------ INPUT MATERIAL ------

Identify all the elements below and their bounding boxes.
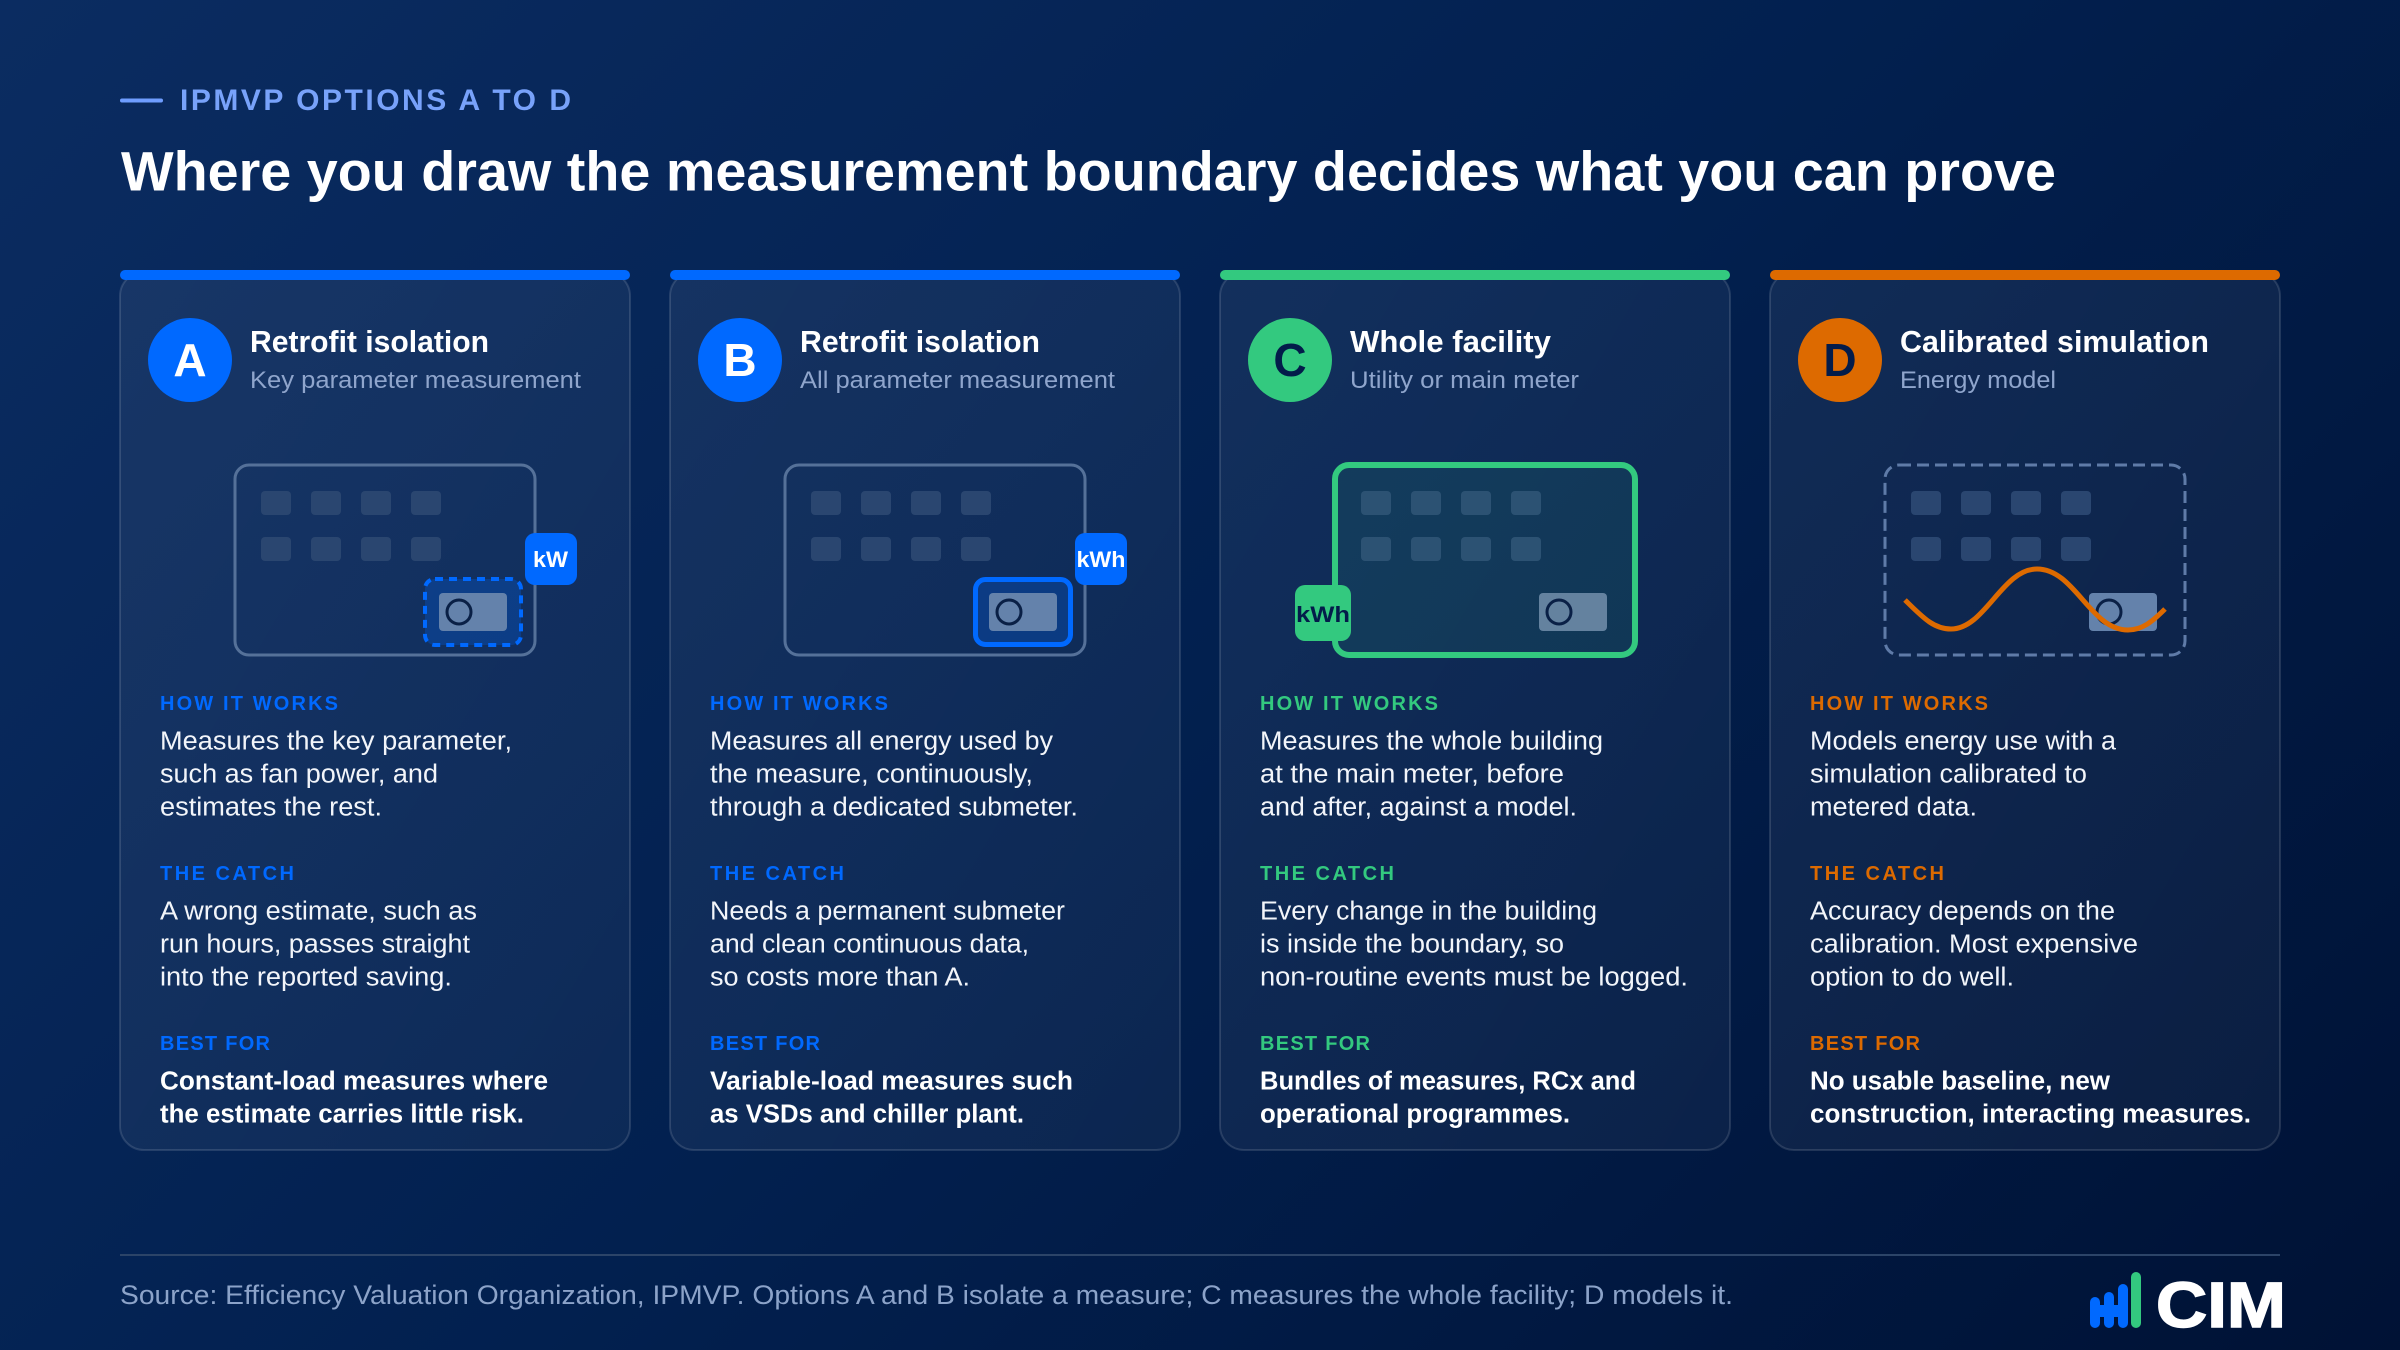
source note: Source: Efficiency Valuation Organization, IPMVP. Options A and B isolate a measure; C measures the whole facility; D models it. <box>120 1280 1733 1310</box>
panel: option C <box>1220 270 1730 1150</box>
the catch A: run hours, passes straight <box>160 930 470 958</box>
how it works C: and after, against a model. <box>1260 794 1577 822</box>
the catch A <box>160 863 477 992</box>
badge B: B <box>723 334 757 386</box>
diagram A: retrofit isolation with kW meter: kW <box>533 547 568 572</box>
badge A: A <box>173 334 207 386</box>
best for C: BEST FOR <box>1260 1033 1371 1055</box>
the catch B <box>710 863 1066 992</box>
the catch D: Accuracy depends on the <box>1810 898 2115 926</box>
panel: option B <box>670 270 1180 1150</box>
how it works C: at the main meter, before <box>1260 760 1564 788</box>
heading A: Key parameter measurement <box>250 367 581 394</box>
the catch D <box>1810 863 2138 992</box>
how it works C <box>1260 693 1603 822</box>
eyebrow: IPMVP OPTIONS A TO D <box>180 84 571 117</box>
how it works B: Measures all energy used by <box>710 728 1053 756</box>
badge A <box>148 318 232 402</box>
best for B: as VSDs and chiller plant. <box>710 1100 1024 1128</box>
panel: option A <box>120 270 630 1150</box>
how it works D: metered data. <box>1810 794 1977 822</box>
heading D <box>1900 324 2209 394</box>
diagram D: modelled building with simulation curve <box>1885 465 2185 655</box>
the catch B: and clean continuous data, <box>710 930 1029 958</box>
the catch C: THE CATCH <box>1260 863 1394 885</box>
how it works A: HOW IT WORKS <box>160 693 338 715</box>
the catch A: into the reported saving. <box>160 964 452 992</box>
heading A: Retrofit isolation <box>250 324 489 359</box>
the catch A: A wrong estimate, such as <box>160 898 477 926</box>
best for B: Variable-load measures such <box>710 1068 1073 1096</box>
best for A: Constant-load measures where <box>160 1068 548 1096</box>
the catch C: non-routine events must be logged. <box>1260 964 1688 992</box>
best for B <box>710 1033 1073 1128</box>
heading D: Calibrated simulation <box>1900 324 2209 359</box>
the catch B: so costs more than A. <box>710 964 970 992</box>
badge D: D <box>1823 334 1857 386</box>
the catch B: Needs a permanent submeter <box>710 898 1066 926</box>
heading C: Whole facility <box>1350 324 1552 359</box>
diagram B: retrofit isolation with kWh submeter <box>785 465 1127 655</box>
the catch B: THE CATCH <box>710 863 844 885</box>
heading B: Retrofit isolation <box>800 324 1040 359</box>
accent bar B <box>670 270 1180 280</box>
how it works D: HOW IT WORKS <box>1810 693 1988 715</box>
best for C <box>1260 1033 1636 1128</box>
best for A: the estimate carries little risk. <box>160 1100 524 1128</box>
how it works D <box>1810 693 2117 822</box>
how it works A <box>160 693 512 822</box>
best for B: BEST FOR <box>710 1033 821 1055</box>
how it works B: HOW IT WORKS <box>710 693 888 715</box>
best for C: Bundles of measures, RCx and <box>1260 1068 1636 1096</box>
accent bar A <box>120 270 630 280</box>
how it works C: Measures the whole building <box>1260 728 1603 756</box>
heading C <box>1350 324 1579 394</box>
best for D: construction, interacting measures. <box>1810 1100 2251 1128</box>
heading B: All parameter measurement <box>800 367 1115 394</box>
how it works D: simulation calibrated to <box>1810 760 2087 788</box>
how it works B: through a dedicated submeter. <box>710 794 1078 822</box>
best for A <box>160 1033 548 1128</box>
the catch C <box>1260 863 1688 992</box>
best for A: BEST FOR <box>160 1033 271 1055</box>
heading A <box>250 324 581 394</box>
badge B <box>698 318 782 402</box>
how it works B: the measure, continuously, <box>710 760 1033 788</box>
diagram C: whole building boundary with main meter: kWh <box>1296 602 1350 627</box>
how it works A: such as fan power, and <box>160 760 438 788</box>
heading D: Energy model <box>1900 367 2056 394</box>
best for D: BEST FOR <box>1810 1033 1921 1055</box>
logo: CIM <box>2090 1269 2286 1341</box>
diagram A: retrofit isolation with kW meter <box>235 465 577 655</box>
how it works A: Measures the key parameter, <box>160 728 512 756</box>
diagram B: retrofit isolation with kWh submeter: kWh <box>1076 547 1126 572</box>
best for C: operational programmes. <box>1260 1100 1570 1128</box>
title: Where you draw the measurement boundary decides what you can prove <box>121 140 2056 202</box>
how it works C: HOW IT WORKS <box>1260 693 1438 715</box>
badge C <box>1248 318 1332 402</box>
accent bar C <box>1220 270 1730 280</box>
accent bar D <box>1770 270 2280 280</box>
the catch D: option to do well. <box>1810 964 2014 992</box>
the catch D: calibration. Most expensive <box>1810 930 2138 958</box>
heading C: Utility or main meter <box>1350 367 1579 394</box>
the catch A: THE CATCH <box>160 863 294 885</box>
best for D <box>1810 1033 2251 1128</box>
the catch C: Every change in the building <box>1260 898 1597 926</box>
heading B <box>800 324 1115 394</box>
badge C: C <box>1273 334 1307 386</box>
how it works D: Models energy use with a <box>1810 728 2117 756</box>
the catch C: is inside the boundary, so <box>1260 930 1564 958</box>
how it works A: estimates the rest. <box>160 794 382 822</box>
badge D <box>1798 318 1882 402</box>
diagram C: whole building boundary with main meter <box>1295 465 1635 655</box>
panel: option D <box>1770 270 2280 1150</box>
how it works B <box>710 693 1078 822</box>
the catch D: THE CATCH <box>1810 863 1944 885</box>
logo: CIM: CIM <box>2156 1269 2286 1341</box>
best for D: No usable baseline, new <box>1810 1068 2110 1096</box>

------

■ **YOUR GOAL**
Retype the records from the line containing "source note: Source: Efficiency" through the line containing "heading A: Key", including both of those lines.

■ **PROBLEM SOLUTION**
source note: Source: Efficiency Valuation Organization, IPMVP. Options A and B isolate a measure; C measures the whole facility; D models it. <box>120 1280 1733 1310</box>
panel: option C <box>1220 270 1730 1150</box>
the catch A: run hours, passes straight <box>160 930 470 958</box>
how it works C: and after, against a model. <box>1260 794 1577 822</box>
the catch A <box>160 863 477 992</box>
badge B: B <box>723 334 757 386</box>
diagram A: retrofit isolation with kW meter: kW <box>533 547 568 572</box>
badge A: A <box>173 334 207 386</box>
best for C: BEST FOR <box>1260 1033 1371 1055</box>
the catch B <box>710 863 1066 992</box>
the catch D: Accuracy depends on the <box>1810 898 2115 926</box>
panel: option B <box>670 270 1180 1150</box>
how it works C: at the main meter, before <box>1260 760 1564 788</box>
heading A: Key parameter measurement <box>250 367 581 394</box>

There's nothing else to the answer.